* [Objective]
Each line that follows is to be retyped exactly.

++++ Supplied material

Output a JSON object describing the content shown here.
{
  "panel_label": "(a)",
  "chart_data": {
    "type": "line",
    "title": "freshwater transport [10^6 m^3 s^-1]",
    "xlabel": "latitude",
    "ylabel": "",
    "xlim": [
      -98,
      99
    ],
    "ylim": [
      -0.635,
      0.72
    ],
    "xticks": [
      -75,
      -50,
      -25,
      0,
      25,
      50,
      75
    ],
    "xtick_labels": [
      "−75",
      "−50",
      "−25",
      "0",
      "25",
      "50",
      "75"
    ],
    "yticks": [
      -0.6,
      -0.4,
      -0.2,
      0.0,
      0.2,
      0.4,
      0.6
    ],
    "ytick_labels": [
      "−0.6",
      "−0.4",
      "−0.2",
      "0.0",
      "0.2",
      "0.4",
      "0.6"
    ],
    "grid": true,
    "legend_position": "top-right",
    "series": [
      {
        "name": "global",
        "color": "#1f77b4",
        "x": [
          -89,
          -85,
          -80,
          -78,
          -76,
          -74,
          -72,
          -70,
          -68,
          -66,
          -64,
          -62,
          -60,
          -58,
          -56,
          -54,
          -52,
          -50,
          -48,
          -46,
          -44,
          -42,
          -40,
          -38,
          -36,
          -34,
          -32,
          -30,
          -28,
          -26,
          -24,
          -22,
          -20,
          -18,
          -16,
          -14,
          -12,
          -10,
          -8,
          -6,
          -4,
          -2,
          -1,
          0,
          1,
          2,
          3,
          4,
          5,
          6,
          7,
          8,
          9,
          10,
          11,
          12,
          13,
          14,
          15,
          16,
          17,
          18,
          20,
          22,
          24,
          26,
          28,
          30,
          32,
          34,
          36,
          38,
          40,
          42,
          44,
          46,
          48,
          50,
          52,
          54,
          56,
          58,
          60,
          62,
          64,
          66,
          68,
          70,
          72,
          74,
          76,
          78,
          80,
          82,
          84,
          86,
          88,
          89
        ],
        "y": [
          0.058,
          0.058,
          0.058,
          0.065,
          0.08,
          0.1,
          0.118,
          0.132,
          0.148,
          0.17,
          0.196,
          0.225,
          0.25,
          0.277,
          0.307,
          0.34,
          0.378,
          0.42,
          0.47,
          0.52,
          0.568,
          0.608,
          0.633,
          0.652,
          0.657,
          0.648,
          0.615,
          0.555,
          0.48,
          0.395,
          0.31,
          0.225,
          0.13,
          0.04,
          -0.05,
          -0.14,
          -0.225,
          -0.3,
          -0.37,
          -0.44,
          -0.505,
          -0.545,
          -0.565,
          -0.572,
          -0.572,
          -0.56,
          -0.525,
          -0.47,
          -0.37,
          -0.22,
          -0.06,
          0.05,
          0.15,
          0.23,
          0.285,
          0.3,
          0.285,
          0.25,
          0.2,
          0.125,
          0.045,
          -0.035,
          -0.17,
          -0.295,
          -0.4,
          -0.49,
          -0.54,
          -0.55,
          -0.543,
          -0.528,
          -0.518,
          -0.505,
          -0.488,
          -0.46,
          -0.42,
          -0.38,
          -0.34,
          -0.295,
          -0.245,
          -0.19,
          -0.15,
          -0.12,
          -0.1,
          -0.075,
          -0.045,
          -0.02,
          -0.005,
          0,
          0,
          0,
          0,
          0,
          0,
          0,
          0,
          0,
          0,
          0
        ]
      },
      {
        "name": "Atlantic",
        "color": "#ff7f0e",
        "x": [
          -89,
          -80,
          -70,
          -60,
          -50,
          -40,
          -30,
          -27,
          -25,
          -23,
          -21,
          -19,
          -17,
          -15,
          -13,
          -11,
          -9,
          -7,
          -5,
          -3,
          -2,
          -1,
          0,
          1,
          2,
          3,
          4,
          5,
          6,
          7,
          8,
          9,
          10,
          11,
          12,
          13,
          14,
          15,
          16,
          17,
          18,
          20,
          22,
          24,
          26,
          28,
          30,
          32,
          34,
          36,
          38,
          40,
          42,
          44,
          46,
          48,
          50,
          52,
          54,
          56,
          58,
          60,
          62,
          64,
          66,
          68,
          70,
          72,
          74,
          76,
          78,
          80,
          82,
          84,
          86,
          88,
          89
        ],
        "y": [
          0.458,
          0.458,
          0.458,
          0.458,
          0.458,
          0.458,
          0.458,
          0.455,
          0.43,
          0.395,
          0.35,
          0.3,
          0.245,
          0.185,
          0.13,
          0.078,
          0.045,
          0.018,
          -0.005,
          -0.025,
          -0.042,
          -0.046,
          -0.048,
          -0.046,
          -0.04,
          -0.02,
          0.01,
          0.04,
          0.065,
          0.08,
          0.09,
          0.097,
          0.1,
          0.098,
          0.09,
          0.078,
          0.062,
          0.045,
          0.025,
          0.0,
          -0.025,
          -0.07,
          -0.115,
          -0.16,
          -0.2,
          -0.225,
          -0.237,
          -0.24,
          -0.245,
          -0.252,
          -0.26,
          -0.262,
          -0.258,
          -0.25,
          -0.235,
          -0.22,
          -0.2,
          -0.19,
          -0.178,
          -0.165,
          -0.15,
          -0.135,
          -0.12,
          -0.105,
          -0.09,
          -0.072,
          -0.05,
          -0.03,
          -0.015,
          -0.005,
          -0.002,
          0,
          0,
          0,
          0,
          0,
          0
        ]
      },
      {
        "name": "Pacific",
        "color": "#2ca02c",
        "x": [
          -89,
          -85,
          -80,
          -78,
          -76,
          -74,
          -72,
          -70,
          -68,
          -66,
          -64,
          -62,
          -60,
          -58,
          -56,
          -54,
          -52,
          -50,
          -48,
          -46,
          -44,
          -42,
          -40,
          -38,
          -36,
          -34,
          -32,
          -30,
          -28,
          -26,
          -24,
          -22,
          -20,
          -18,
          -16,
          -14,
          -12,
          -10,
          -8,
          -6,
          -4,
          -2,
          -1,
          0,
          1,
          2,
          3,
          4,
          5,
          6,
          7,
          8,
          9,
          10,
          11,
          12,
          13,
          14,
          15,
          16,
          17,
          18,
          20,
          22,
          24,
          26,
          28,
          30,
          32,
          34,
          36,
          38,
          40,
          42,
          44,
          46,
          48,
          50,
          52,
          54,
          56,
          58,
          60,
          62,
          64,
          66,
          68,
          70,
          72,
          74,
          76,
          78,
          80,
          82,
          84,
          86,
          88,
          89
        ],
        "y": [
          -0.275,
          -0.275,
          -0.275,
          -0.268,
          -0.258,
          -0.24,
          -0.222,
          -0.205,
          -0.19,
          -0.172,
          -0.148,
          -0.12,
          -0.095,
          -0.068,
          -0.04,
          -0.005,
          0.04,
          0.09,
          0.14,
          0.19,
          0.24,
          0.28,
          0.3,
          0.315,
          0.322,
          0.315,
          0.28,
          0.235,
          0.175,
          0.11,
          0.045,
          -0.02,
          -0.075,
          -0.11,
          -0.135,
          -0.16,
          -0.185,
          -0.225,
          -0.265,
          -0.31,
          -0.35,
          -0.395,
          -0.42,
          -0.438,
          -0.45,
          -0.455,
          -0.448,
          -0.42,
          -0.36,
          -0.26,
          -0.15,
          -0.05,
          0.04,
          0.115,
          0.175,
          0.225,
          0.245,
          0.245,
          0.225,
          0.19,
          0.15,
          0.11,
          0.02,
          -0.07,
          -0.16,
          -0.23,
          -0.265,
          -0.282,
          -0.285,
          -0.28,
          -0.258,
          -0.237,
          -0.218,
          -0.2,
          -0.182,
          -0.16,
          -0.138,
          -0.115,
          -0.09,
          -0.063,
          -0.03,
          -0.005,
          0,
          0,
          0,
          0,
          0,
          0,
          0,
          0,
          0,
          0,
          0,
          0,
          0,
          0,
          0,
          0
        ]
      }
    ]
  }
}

++++++++

* [Result below]
Output a JSON object describing the content shown here.
{
  "panel_label": "(a)",
  "chart_data": {
    "type": "line",
    "title": "freshwater transport [10^6 m^3 s^-1]",
    "xlabel": "latitude",
    "ylabel": "",
    "xlim": [
      -98,
      99
    ],
    "ylim": [
      -0.635,
      0.72
    ],
    "xticks": [
      -75,
      -50,
      -25,
      0,
      25,
      50,
      75
    ],
    "xtick_labels": [
      "−75",
      "−50",
      "−25",
      "0",
      "25",
      "50",
      "75"
    ],
    "yticks": [
      -0.6,
      -0.4,
      -0.2,
      0.0,
      0.2,
      0.4,
      0.6
    ],
    "ytick_labels": [
      "−0.6",
      "−0.4",
      "−0.2",
      "0.0",
      "0.2",
      "0.4",
      "0.6"
    ],
    "grid": true,
    "legend_position": "top-right",
    "series": [
      {
        "name": "global",
        "color": "#1f77b4",
        "x": [
          -89,
          -85,
          -80,
          -78,
          -76,
          -74,
          -72,
          -70,
          -68,
          -66,
          -64,
          -62,
          -60,
          -58,
          -56,
          -54,
          -52,
          -50,
          -48,
          -46,
          -44,
          -42,
          -40,
          -38,
          -36,
          -34,
          -32,
          -30,
          -28,
          -26,
          -24,
          -22,
          -20,
          -18,
          -16,
          -14,
          -12,
          -10,
          -8,
          -6,
          -4,
          -2,
          -1,
          0,
          1,
          2,
          3,
          4,
          5,
          6,
          7,
          8,
          9,
          10,
          11,
          12,
          13,
          14,
          15,
          16,
          17,
          18,
          20,
          22,
          24,
          26,
          28,
          30,
          32,
          34,
          36,
          38,
          40,
          42,
          44,
          46,
          48,
          50,
          52,
          54,
          56,
          58,
          60,
          62,
          64,
          66,
          68,
          70,
          72,
          74,
          76,
          78,
          80,
          82,
          84,
          86,
          88,
          89
        ],
        "y": [
          0.058,
          0.058,
          0.058,
          0.065,
          0.08,
          0.1,
          0.118,
          0.132,
          0.148,
          0.17,
          0.196,
          0.225,
          0.25,
          0.277,
          0.307,
          0.34,
          0.378,
          0.42,
          0.47,
          0.52,
          0.568,
          0.608,
          0.633,
          0.652,
          0.657,
          0.648,
          0.615,
          0.555,
          0.48,
          0.395,
          0.31,
          0.225,
          0.13,
          0.04,
          -0.05,
          -0.14,
          -0.225,
          -0.3,
          -0.37,
          -0.44,
          -0.505,
          -0.545,
          -0.565,
          -0.572,
          -0.572,
          -0.56,
          -0.525,
          -0.47,
          -0.37,
          -0.22,
          -0.06,
          0.05,
          0.15,
          0.23,
          0.285,
          0.3,
          0.285,
          0.25,
          0.2,
          0.125,
          0.045,
          -0.035,
          -0.17,
          -0.295,
          -0.4,
          -0.49,
          -0.54,
          -0.55,
          -0.543,
          -0.528,
          -0.518,
          -0.505,
          -0.488,
          -0.46,
          -0.42,
          -0.38,
          -0.34,
          -0.295,
          -0.245,
          -0.19,
          -0.15,
          -0.12,
          -0.1,
          -0.075,
          -0.045,
          -0.02,
          -0.005,
          0,
          0,
          0,
          0,
          0,
          0,
          0,
          0,
          0,
          0,
          0
        ]
      },
      {
        "name": "Atlantic",
        "color": "#ff7f0e",
        "x": [
          -89,
          -80,
          -70,
          -60,
          -50,
          -40,
          -30,
          -27,
          -25,
          -23,
          -21,
          -19,
          -17,
          -15,
          -13,
          -11,
          -9,
          -7,
          -5,
          -3,
          -2,
          -1,
          0,
          1,
          2,
          3,
          4,
          5,
          6,
          7,
          8,
          9,
          10,
          11,
          12,
          13,
          14,
          15,
          16,
          17,
          18,
          20,
          22,
          24,
          26,
          28,
          30,
          32,
          34,
          36,
          38,
          40,
          42,
          44,
          46,
          48,
          50,
          52,
          54,
          56,
          58,
          60,
          62,
          64,
          66,
          68,
          70,
          72,
          74,
          76,
          78,
          80,
          82,
          84,
          86,
          88,
          89
        ],
        "y": [
          0.458,
          0.458,
          0.458,
          0.458,
          0.458,
          0.458,
          0.458,
          0.455,
          0.43,
          0.395,
          0.35,
          0.3,
          0.245,
          0.185,
          0.13,
          0.078,
          0.045,
          0.018,
          -0.005,
          -0.025,
          -0.042,
          -0.046,
          -0.048,
          -0.046,
          -0.04,
          -0.02,
          0.01,
          0.04,
          0.065,
          0.08,
          0.09,
          0.097,
          0.1,
          0.098,
          0.09,
          0.078,
          0.062,
          0.045,
          0.025,
          0.0,
          -0.025,
          -0.07,
          -0.115,
          -0.16,
          -0.2,
          -0.225,
          -0.237,
          -0.24,
          -0.245,
          -0.252,
          -0.26,
          -0.262,
          -0.258,
          -0.25,
          -0.235,
          -0.22,
          -0.2,
          -0.19,
          -0.178,
          -0.165,
          -0.15,
          -0.135,
          -0.12,
          -0.105,
          -0.09,
          -0.072,
          -0.05,
          -0.03,
          -0.015,
          -0.005,
          -0.002,
          0,
          0,
          0,
          0,
          0,
          0
        ]
      },
      {
        "name": "Pacific",
        "color": "#2ca02c",
        "x": [
          -89,
          -85,
          -80,
          -78,
          -76,
          -74,
          -72,
          -70,
          -68,
          -66,
          -64,
          -62,
          -60,
          -58,
          -56,
          -54,
          -52,
          -50,
          -48,
          -46,
          -44,
          -42,
          -40,
          -38,
          -36,
          -34,
          -32,
          -30,
          -28,
          -26,
          -24,
          -22,
          -20,
          -18,
          -16,
          -14,
          -12,
          -10,
          -8,
          -6,
          -4,
          -2,
          -1,
          0,
          1,
          2,
          3,
          4,
          5,
          6,
          7,
          8,
          9,
          10,
          11,
          12,
          13,
          14,
          15,
          16,
          17,
          18,
          20,
          22,
          24,
          26,
          28,
          30,
          32,
          34,
          36,
          38,
          40,
          42,
          44,
          46,
          48,
          50,
          52,
          54,
          56,
          58,
          60,
          62,
          64,
          66,
          68,
          70,
          72,
          74,
          76,
          78,
          80,
          82,
          84,
          86,
          88,
          89
        ],
        "y": [
          -0.275,
          -0.275,
          -0.275,
          -0.268,
          -0.258,
          -0.24,
          -0.222,
          -0.205,
          -0.19,
          -0.172,
          -0.148,
          -0.12,
          -0.095,
          -0.068,
          -0.04,
          -0.005,
          0.04,
          0.09,
          0.14,
          0.19,
          0.24,
          0.28,
          0.3,
          0.315,
          0.322,
          0.315,
          0.28,
          0.235,
          0.175,
          0.11,
          0.045,
          -0.02,
          -0.075,
          -0.11,
          -0.135,
          -0.16,
          -0.185,
          -0.225,
          -0.265,
          -0.31,
          -0.35,
          -0.395,
          -0.42,
          -0.438,
          -0.45,
          -0.455,
          -0.448,
          -0.42,
          -0.36,
          -0.26,
          -0.15,
          -0.05,
          0.04,
          0.115,
          0.175,
          0.225,
          0.245,
          0.245,
          0.225,
          0.19,
          0.15,
          0.11,
          0.02,
          -0.07,
          -0.16,
          -0.23,
          -0.265,
          -0.282,
          -0.285,
          -0.28,
          -0.258,
          -0.237,
          -0.218,
          -0.2,
          -0.182,
          -0.16,
          -0.138,
          -0.115,
          -0.09,
          -0.063,
          -0.03,
          -0.005,
          0,
          0,
          0,
          0,
          0,
          0,
          0,
          0,
          0,
          0,
          0,
          0,
          0,
          0,
          0,
          0
        ]
      }
    ]
  }
}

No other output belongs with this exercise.